↓

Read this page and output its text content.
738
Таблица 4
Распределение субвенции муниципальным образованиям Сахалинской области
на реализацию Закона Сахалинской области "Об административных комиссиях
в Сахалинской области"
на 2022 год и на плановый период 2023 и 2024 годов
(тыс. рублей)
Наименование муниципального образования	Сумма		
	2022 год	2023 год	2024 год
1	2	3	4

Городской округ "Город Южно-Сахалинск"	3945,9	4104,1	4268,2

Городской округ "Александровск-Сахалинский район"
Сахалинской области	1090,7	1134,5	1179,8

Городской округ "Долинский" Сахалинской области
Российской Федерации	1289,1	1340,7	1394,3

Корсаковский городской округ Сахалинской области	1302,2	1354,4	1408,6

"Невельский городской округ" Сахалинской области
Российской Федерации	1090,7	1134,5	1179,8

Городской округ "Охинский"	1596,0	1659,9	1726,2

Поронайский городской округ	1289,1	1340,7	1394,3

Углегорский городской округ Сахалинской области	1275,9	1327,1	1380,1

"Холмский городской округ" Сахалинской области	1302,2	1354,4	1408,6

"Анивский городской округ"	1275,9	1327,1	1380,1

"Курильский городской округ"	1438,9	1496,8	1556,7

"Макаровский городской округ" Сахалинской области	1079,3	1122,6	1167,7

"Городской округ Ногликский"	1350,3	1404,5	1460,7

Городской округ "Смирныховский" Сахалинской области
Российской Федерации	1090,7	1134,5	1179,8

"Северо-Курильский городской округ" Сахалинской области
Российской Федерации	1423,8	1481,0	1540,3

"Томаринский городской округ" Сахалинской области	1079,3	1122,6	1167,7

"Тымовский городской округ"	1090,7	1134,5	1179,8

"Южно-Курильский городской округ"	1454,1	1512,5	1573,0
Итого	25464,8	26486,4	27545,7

↑

Using the listing above, show each line holding the string "Российской".

» CORRECT RESULT:
Российской Федерации	1289,1	1340,7	1394,3
Российской Федерации	1090,7	1134,5	1179,8
Российской Федерации	1090,7	1134,5	1179,8
Российской Федерации	1423,8	1481,0	1540,3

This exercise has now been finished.